### Task prompt
Print the entries in full, word for word, but not the pictures.

Dataset entries on figures:
========================

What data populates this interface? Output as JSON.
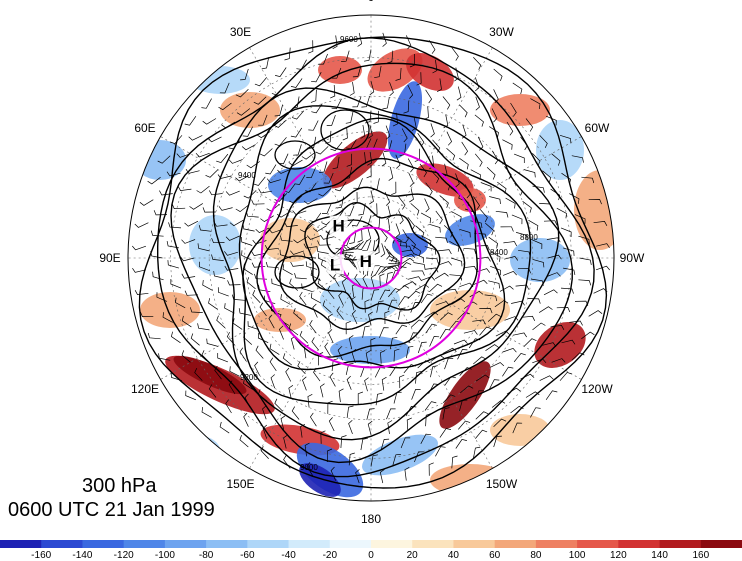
{
  "map": {
    "projection": "north polar stereographic",
    "longitude_labels": [
      {
        "text": "0",
        "lon": 0
      },
      {
        "text": "30W",
        "lon": -30
      },
      {
        "text": "60W",
        "lon": -60
      },
      {
        "text": "90W",
        "lon": -90
      },
      {
        "text": "120W",
        "lon": -120
      },
      {
        "text": "150W",
        "lon": -150
      },
      {
        "text": "180",
        "lon": 180
      },
      {
        "text": "150E",
        "lon": 150
      },
      {
        "text": "120E",
        "lon": 120
      },
      {
        "text": "90E",
        "lon": 90
      },
      {
        "text": "60E",
        "lon": 60
      },
      {
        "text": "30E",
        "lon": 30
      }
    ],
    "pressure_markers": [
      {
        "text": "H",
        "lat": 75,
        "lon": 45
      },
      {
        "text": "H",
        "lat": 88,
        "lon": 120
      },
      {
        "text": "L",
        "lat": 78,
        "lon": 100
      }
    ],
    "contour_labels": [
      "9600",
      "9400",
      "9200",
      "9000",
      "8800",
      "8600",
      "8400"
    ],
    "magenta_circles_lat": [
      80,
      55
    ],
    "colors": {
      "contour": "#000000",
      "circle": "#e000e0",
      "positive_max": "#8b0000",
      "negative_max": "#0000c8"
    }
  },
  "title": {
    "line1": "300 hPa",
    "line2": "0600 UTC 21 Jan 1999"
  },
  "colorbar": {
    "ticks": [
      "-160",
      "-140",
      "-120",
      "-100",
      "-80",
      "-60",
      "-40",
      "-20",
      "0",
      "20",
      "40",
      "60",
      "80",
      "100",
      "120",
      "140",
      "160"
    ],
    "colors": [
      "#1e22b4",
      "#2c49d2",
      "#3a68e0",
      "#4f86e8",
      "#6da3ef",
      "#8cbef4",
      "#aed6f8",
      "#d2ebfb",
      "#ecf7fd",
      "#fdf5df",
      "#fbe3bd",
      "#f8c99a",
      "#f3a77a",
      "#ee8062",
      "#e5584a",
      "#d23232",
      "#b21b1f",
      "#8b0a10"
    ]
  }
}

========================

### Completed task
What data populates this interface? Output as JSON.
{
  "map": {
    "projection": "north polar stereographic",
    "longitude_labels": [
      {
        "text": "0",
        "lon": 0
      },
      {
        "text": "30W",
        "lon": -30
      },
      {
        "text": "60W",
        "lon": -60
      },
      {
        "text": "90W",
        "lon": -90
      },
      {
        "text": "120W",
        "lon": -120
      },
      {
        "text": "150W",
        "lon": -150
      },
      {
        "text": "180",
        "lon": 180
      },
      {
        "text": "150E",
        "lon": 150
      },
      {
        "text": "120E",
        "lon": 120
      },
      {
        "text": "90E",
        "lon": 90
      },
      {
        "text": "60E",
        "lon": 60
      },
      {
        "text": "30E",
        "lon": 30
      }
    ],
    "pressure_markers": [
      {
        "text": "H",
        "lat": 75,
        "lon": 45
      },
      {
        "text": "H",
        "lat": 88,
        "lon": 120
      },
      {
        "text": "L",
        "lat": 78,
        "lon": 100
      }
    ],
    "contour_labels": [
      "9600",
      "9400",
      "9200",
      "9000",
      "8800",
      "8600",
      "8400"
    ],
    "magenta_circles_lat": [
      80,
      55
    ],
    "colors": {
      "contour": "#000000",
      "circle": "#e000e0",
      "positive_max": "#8b0000",
      "negative_max": "#0000c8"
    }
  },
  "title": {
    "line1": "300 hPa",
    "line2": "0600 UTC 21 Jan 1999"
  },
  "colorbar": {
    "ticks": [
      "-160",
      "-140",
      "-120",
      "-100",
      "-80",
      "-60",
      "-40",
      "-20",
      "0",
      "20",
      "40",
      "60",
      "80",
      "100",
      "120",
      "140",
      "160"
    ],
    "colors": [
      "#1e22b4",
      "#2c49d2",
      "#3a68e0",
      "#4f86e8",
      "#6da3ef",
      "#8cbef4",
      "#aed6f8",
      "#d2ebfb",
      "#ecf7fd",
      "#fdf5df",
      "#fbe3bd",
      "#f8c99a",
      "#f3a77a",
      "#ee8062",
      "#e5584a",
      "#d23232",
      "#b21b1f",
      "#8b0a10"
    ]
  }
}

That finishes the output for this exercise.